Supplied entries —
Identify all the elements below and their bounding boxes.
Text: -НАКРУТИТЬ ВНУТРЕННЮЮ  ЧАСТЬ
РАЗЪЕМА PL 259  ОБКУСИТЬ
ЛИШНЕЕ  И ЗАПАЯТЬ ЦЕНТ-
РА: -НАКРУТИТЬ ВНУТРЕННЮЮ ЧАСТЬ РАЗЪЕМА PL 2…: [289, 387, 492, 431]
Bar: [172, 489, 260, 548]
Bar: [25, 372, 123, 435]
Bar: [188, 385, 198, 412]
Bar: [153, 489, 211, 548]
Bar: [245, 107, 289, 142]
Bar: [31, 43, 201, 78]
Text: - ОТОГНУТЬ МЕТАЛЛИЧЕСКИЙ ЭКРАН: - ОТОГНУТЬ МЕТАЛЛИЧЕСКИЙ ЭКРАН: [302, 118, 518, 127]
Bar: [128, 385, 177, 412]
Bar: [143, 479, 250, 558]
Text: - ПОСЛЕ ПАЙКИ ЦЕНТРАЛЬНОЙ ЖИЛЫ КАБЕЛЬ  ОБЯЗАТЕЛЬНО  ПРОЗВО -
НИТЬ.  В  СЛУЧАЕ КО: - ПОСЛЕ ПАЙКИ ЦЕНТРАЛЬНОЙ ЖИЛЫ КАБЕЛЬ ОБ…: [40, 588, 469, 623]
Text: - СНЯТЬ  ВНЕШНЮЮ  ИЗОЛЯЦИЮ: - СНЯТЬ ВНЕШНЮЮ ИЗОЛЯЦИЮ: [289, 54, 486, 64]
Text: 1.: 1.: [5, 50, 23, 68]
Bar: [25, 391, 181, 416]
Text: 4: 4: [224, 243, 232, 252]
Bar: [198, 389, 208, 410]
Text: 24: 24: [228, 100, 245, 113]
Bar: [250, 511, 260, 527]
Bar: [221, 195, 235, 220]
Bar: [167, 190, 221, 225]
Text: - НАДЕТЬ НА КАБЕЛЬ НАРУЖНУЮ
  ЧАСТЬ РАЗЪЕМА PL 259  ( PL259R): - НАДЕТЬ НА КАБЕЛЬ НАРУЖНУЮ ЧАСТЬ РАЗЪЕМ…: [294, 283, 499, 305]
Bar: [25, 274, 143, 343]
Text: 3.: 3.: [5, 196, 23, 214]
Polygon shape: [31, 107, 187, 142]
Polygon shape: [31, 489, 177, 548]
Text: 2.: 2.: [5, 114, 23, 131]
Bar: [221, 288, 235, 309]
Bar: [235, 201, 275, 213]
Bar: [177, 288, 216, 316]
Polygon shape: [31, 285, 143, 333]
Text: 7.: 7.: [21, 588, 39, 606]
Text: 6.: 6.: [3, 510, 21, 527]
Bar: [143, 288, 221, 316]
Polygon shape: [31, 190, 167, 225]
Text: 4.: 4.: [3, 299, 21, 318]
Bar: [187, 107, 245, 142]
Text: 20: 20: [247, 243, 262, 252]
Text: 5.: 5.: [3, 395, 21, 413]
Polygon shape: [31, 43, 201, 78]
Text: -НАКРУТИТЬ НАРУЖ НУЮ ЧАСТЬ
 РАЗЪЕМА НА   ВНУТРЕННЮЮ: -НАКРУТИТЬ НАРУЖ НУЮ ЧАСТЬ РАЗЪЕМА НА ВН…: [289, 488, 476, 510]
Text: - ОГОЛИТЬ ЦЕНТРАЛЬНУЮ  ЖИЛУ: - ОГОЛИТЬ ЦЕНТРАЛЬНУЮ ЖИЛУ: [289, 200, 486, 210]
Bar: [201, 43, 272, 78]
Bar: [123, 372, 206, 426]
...
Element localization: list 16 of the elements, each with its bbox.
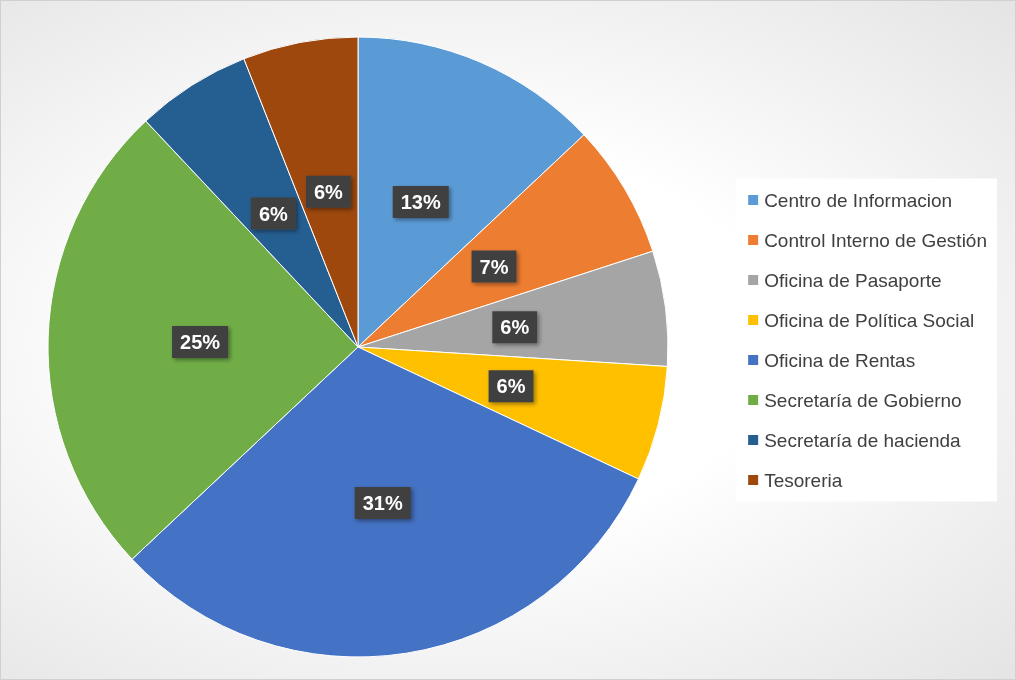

Task statement — How many lines in the entries above contain the word "ЧАСТЬ", counting only case-sensitive matches? Reply with the number alone.

Task answer — 5